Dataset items

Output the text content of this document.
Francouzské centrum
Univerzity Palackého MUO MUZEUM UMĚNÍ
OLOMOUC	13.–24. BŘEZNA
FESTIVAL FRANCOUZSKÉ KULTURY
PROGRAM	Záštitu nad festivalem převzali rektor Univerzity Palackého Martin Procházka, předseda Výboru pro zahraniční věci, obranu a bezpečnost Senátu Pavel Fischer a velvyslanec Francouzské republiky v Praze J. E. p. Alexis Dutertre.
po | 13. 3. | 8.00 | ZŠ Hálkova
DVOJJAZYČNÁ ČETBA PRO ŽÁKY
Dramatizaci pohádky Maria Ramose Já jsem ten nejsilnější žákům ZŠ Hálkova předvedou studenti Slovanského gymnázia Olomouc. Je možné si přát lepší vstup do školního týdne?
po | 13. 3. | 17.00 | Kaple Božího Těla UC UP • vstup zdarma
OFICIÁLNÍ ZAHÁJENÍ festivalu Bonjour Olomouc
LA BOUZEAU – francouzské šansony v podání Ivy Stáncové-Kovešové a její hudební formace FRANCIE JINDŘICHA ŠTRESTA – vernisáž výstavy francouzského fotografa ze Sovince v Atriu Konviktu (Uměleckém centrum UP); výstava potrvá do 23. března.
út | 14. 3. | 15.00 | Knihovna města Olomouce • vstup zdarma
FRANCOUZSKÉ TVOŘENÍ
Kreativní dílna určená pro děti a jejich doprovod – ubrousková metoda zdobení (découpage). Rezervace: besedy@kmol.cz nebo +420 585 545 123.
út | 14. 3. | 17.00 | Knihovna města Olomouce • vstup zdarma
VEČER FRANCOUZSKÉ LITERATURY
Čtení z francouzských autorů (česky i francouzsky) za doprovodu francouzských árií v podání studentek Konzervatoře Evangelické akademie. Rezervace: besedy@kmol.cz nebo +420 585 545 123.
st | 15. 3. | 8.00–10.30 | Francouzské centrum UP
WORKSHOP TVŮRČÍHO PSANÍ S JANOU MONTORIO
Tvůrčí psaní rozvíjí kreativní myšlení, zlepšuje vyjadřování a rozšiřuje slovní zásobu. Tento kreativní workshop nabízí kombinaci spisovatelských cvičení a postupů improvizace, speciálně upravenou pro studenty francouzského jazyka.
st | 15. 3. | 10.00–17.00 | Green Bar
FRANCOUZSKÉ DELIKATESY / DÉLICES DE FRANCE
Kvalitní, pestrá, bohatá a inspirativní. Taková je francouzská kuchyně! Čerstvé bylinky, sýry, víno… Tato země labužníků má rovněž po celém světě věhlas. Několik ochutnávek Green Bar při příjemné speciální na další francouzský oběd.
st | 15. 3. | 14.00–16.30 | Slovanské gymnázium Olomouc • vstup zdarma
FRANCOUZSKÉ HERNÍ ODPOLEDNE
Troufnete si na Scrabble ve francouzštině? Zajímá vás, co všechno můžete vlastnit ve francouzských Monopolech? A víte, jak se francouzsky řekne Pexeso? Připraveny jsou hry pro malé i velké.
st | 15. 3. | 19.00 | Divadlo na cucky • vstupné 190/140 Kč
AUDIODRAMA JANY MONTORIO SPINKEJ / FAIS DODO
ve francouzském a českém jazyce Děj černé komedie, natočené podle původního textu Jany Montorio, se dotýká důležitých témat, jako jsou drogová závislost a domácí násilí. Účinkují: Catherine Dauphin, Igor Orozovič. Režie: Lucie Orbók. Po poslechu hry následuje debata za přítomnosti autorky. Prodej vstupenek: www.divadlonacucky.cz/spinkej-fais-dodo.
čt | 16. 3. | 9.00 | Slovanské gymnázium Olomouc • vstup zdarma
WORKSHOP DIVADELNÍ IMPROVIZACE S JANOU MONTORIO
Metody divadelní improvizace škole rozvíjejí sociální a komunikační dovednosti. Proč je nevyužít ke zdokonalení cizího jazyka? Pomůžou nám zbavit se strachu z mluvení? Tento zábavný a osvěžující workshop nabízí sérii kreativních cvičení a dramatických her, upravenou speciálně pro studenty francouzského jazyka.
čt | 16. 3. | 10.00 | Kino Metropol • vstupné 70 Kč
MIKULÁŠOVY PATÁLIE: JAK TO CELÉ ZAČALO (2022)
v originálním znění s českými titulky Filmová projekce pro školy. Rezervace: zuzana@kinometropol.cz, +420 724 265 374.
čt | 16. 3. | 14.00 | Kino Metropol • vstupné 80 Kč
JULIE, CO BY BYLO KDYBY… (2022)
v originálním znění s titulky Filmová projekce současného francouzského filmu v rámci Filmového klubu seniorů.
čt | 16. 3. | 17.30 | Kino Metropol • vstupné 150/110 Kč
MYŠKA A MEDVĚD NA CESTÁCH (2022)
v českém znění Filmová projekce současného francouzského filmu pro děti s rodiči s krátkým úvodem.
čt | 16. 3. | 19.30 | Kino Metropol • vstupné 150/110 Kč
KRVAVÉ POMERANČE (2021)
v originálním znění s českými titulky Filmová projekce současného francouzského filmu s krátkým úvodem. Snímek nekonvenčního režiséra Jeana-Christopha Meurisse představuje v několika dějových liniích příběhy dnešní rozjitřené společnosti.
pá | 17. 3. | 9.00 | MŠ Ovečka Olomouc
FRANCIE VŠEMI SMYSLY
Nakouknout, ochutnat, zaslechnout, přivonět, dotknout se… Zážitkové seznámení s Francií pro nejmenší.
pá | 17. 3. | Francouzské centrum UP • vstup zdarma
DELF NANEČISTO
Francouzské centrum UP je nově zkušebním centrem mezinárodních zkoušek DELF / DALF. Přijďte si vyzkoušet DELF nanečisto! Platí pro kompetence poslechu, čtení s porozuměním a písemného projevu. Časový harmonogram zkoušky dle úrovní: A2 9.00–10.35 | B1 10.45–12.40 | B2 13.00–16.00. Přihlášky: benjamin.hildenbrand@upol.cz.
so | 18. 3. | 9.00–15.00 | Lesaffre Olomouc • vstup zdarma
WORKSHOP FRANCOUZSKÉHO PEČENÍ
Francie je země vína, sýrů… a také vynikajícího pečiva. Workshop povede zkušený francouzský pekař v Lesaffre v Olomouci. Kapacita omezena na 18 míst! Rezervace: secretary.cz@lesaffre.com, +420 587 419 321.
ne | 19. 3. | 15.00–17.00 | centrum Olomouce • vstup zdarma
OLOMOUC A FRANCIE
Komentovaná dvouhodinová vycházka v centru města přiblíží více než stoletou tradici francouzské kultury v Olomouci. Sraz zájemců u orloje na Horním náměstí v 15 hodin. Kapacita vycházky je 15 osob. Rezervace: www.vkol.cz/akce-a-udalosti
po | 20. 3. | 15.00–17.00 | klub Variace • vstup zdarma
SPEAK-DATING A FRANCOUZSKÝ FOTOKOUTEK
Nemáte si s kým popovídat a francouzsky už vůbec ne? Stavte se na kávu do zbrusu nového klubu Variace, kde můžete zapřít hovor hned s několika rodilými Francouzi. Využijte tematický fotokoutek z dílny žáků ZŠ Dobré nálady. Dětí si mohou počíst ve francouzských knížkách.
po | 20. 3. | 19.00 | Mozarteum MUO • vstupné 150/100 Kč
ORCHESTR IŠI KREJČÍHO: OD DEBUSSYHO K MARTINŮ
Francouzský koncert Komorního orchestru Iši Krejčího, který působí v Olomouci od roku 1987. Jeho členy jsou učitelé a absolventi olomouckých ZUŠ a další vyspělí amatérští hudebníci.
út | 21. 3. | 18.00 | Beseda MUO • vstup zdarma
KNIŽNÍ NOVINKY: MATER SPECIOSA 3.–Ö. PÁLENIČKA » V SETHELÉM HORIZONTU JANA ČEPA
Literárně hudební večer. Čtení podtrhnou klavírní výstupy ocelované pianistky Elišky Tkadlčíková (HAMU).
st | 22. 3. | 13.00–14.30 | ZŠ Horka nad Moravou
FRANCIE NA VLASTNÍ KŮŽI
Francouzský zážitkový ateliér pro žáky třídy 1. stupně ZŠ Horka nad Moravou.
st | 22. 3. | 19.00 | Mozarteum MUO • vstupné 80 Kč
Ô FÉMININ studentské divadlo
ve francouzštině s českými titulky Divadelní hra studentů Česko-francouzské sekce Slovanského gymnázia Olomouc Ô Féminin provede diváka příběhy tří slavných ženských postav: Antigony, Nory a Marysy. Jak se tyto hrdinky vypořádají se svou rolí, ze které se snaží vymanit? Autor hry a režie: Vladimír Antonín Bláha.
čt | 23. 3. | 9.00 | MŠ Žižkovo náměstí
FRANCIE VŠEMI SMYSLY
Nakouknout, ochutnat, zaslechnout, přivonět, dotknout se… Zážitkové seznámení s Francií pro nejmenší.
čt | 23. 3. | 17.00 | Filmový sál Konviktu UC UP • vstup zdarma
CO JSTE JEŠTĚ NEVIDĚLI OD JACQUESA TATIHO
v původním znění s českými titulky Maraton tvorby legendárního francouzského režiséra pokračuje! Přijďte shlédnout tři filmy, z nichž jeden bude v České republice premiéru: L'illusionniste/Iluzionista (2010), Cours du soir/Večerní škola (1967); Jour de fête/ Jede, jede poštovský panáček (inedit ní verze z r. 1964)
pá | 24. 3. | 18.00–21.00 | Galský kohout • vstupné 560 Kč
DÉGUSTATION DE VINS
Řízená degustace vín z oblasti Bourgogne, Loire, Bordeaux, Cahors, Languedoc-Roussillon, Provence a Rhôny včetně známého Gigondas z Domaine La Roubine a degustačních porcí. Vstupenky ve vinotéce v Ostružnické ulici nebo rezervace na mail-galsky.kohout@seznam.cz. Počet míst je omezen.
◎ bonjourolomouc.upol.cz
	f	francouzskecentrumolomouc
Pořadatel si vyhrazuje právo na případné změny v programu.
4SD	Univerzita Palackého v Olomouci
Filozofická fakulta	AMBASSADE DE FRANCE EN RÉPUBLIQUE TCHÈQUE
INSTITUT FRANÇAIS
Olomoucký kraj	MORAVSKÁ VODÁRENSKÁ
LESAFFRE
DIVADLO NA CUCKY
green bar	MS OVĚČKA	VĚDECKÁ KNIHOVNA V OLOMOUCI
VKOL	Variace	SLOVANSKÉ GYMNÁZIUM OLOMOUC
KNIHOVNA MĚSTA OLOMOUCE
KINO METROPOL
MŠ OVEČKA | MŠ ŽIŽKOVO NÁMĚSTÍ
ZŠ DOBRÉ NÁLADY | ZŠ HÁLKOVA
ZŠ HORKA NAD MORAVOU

> _Work to be completed_:
Gather each line of the listing containing the word "francouzštině" and show it.

> _Answer to this problem_:
Troufnete si na Scrabble ve francouzštině? Zajímá vás, co všechno můžete vlastnit ve francouzských Monopolech? A víte, jak se francouzsky řekne Pexeso? Připraveny jsou hry pro malé i velké.
ve francouzštině s českými titulky Divadelní hra studentů Česko-francouzské sekce Slovanského gymnázia Olomouc Ô Féminin provede diváka příběhy tří slavných ženských postav: Antigony, Nory a Marysy. Jak se tyto hrdinky vypořádají se svou rolí, ze které se snaží vymanit? Autor hry a režie: Vladimír Antonín Bláha.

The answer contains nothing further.